## [What you are asked to do]
Check each line of the records below and collect those holding "Settings".

***** Records shown

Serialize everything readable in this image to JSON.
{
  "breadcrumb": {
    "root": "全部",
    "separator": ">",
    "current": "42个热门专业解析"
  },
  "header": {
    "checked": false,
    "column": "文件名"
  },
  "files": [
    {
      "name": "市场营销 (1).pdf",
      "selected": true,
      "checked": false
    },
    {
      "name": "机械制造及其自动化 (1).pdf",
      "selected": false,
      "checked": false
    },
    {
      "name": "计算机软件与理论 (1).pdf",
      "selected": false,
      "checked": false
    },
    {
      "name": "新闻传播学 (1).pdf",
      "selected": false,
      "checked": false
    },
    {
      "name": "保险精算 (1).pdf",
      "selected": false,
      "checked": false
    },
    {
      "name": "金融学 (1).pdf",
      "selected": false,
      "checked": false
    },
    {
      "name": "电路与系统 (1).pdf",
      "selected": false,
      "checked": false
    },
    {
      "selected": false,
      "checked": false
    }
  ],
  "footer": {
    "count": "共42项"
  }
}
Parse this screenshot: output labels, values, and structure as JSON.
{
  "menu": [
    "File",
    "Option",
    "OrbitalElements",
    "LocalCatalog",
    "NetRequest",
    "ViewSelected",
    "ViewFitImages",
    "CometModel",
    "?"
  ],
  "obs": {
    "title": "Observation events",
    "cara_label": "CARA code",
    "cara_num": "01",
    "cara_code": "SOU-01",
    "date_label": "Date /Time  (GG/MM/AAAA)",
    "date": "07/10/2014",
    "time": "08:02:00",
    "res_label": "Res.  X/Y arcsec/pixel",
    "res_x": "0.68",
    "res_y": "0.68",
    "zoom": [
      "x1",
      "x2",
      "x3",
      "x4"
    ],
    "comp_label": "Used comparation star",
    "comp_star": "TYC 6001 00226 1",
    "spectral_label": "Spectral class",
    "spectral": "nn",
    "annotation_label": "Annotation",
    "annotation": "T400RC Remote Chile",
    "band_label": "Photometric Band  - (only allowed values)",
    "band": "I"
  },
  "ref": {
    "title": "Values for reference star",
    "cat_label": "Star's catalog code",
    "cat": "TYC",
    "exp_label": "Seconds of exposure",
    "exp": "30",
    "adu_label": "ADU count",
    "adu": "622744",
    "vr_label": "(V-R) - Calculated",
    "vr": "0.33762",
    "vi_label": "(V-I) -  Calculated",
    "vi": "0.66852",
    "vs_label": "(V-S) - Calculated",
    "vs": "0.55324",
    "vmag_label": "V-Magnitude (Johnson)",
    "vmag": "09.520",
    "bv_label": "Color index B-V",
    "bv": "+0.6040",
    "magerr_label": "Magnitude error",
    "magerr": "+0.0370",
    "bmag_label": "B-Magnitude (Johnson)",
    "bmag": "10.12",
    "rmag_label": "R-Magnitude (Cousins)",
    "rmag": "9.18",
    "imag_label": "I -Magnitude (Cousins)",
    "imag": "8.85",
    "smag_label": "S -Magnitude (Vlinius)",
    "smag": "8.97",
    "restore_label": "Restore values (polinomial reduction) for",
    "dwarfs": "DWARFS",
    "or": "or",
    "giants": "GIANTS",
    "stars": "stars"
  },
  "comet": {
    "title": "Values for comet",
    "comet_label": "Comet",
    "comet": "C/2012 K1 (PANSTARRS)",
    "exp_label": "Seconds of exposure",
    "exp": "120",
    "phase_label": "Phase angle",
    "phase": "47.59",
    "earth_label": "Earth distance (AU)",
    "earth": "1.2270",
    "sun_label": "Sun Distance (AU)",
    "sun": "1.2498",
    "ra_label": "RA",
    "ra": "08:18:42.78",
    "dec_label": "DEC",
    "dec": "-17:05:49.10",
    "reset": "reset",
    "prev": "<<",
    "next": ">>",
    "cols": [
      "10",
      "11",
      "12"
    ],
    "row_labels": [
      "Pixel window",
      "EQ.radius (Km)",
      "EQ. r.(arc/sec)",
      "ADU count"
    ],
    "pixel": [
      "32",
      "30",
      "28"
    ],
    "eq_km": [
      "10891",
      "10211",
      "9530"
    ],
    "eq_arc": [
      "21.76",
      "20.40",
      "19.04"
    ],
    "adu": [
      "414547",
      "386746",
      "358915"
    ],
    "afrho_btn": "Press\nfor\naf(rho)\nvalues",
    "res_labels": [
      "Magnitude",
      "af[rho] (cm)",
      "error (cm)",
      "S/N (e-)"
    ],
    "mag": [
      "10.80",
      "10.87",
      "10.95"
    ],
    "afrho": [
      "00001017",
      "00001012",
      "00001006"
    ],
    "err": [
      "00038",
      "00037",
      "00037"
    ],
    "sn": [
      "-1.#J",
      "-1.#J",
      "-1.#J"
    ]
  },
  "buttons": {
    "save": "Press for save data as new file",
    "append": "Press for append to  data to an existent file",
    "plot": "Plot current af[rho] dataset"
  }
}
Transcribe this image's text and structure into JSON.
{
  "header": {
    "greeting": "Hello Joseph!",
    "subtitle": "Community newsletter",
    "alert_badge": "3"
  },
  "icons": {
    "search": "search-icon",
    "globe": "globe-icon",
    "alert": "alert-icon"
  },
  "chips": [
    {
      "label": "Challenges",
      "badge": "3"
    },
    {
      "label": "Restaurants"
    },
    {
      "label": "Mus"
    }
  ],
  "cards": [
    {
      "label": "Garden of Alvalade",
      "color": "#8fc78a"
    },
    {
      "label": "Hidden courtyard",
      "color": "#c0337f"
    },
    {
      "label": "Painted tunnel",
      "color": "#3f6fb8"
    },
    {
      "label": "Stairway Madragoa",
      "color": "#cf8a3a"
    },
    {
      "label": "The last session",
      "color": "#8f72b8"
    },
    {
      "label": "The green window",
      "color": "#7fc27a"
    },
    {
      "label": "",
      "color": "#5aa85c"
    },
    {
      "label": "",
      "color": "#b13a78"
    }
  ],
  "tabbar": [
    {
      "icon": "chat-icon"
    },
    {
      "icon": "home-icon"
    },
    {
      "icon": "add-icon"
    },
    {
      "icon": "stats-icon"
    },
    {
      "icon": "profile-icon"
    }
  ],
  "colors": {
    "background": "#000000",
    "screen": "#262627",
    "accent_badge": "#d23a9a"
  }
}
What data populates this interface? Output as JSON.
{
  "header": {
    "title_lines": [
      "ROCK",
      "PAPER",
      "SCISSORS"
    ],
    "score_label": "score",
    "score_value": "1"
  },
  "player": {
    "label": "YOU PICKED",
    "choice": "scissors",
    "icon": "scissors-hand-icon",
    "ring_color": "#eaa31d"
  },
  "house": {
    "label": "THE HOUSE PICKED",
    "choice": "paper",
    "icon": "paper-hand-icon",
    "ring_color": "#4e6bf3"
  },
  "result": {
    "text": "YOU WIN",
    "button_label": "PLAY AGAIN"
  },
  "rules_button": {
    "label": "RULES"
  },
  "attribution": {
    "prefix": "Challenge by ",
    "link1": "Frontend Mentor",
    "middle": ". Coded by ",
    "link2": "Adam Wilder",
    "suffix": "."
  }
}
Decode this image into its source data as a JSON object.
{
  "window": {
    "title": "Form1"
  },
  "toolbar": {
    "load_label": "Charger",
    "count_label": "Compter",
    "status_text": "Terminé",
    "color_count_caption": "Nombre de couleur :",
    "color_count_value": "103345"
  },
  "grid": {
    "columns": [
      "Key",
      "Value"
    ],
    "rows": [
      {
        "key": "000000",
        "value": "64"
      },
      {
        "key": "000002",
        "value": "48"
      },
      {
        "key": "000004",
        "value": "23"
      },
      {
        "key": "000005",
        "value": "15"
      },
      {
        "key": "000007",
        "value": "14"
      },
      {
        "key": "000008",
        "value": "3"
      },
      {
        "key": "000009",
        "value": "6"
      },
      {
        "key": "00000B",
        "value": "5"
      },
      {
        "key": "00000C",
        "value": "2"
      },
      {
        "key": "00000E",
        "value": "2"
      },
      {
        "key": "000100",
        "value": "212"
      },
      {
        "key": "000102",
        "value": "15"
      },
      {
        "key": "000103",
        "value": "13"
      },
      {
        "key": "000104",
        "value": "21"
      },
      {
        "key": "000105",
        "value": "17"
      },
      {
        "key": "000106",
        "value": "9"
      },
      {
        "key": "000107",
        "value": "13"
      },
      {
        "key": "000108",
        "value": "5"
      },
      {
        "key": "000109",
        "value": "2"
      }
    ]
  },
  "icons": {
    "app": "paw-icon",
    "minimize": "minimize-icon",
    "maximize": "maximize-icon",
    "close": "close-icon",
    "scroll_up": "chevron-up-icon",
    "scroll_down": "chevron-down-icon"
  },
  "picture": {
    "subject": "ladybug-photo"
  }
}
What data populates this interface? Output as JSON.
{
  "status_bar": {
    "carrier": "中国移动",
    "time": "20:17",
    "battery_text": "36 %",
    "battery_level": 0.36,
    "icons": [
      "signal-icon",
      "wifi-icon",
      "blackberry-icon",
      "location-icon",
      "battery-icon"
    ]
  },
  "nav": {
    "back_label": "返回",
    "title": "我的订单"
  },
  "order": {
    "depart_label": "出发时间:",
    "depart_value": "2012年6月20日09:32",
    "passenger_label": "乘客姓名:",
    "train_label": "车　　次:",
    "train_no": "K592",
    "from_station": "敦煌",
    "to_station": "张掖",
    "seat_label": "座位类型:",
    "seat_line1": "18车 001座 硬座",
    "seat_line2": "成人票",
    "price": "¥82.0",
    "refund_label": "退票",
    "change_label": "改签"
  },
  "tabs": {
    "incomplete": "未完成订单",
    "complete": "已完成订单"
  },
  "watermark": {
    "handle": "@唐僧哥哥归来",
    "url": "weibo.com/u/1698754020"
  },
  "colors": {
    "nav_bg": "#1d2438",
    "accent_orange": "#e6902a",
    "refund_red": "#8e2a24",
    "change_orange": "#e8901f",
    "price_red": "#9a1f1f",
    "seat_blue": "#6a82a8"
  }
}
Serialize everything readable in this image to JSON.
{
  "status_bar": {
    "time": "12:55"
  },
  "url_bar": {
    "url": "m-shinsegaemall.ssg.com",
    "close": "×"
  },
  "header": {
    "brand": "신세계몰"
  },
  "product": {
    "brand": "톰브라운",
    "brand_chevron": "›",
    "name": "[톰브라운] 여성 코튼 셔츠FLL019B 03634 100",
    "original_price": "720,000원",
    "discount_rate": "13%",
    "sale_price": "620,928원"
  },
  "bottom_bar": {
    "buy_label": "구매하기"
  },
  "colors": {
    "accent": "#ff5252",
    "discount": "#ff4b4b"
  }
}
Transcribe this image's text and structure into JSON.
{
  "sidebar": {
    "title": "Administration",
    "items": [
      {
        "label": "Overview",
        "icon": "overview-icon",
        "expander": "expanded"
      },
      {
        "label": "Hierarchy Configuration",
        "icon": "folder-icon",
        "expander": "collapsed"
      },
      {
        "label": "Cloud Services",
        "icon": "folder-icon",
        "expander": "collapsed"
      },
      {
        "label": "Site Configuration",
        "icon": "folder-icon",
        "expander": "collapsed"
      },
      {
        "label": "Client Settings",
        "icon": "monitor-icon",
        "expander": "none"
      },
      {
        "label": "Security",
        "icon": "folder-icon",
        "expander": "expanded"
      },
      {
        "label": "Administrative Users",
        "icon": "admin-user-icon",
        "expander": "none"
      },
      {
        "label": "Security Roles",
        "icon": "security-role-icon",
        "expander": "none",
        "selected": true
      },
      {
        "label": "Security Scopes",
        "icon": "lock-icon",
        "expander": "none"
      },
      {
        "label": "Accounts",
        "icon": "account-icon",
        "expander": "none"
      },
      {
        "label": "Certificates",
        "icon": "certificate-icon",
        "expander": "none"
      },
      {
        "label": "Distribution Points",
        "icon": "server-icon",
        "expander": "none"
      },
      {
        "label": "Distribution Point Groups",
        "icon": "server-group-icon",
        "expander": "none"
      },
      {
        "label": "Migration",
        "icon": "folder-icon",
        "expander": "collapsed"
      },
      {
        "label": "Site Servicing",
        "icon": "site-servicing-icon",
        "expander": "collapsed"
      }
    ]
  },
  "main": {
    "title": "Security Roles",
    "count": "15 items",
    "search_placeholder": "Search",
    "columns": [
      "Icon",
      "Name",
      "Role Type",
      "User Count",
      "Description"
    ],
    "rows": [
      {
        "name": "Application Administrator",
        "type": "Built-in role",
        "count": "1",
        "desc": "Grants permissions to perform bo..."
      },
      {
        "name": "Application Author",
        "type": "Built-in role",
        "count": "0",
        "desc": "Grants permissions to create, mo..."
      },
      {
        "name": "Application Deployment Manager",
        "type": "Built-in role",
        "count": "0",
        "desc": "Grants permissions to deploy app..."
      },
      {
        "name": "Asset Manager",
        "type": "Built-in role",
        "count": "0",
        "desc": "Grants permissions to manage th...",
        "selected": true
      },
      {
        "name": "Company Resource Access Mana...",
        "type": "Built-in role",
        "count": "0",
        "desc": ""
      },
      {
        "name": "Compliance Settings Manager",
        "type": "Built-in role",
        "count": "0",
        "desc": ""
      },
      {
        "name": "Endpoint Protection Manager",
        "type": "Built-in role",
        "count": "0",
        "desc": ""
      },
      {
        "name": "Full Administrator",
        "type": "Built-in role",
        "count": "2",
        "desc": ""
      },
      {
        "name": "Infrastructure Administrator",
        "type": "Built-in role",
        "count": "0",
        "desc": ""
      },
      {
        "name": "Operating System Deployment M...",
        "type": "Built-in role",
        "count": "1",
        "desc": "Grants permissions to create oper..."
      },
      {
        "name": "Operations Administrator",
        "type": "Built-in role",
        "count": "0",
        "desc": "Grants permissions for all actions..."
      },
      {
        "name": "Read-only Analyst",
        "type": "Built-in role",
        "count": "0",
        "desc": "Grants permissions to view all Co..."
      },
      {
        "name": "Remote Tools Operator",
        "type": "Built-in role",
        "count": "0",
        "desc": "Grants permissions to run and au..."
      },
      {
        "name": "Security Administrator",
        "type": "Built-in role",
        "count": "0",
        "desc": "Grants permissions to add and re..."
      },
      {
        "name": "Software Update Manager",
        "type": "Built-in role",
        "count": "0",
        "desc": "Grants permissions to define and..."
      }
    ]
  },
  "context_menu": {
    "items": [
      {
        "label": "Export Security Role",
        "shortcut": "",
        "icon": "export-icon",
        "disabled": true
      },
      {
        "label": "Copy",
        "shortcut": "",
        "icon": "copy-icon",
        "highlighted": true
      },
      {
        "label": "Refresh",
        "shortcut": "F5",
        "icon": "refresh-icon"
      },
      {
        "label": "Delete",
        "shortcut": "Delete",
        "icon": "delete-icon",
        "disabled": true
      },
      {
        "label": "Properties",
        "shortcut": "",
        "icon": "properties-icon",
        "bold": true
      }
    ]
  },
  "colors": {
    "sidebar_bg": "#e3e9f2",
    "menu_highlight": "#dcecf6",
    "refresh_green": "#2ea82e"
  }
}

**********

## [Exercise output]
        "label": "Client Settings",
        "name": "Compliance Settings Manager",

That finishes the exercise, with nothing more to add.